Do this: Copy every line of the records below, keeping each character unchanged.

Listings of regions and labels
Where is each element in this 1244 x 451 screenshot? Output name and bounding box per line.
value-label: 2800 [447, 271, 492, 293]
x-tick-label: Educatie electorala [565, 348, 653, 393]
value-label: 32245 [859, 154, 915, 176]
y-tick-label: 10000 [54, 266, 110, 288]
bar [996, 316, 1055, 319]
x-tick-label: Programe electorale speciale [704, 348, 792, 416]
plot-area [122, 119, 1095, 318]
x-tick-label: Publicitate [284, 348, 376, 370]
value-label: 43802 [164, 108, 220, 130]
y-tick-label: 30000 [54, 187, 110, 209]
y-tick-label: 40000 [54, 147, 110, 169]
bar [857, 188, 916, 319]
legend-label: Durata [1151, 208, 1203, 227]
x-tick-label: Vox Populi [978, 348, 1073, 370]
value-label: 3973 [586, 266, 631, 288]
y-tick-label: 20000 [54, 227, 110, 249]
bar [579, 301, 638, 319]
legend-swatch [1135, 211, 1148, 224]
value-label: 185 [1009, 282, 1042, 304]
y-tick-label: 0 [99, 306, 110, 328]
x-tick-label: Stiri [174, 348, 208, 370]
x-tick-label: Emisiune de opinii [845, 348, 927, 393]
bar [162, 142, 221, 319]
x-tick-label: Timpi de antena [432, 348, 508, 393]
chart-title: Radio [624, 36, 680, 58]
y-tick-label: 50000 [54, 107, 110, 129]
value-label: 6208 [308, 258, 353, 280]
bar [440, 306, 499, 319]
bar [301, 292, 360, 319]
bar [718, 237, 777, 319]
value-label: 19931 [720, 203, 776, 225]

Answer to this problem:
Where is each element in this 1244 x 451 screenshot? Output name and bounding box per line.
value-label: 2800 [447, 271, 492, 293]
x-tick-label: Educatie electorala [565, 348, 653, 393]
value-label: 32245 [859, 154, 915, 176]
y-tick-label: 10000 [54, 266, 110, 288]
bar [996, 316, 1055, 319]
x-tick-label: Programe electorale speciale [704, 348, 792, 416]
plot-area [122, 119, 1095, 318]
x-tick-label: Publicitate [284, 348, 376, 370]
value-label: 43802 [164, 108, 220, 130]
y-tick-label: 30000 [54, 187, 110, 209]
y-tick-label: 40000 [54, 147, 110, 169]
bar [857, 188, 916, 319]
legend-label: Durata [1151, 208, 1203, 227]
x-tick-label: Vox Populi [978, 348, 1073, 370]
value-label: 3973 [586, 266, 631, 288]
y-tick-label: 20000 [54, 227, 110, 249]
bar [579, 301, 638, 319]
legend-swatch [1135, 211, 1148, 224]
value-label: 185 [1009, 282, 1042, 304]
y-tick-label: 0 [99, 306, 110, 328]
x-tick-label: Stiri [174, 348, 208, 370]
x-tick-label: Emisiune de opinii [845, 348, 927, 393]
bar [162, 142, 221, 319]
x-tick-label: Timpi de antena [432, 348, 508, 393]
chart-title: Radio [624, 36, 680, 58]
y-tick-label: 50000 [54, 107, 110, 129]
value-label: 6208 [308, 258, 353, 280]
bar [440, 306, 499, 319]
bar [301, 292, 360, 319]
bar [718, 237, 777, 319]
value-label: 19931 [720, 203, 776, 225]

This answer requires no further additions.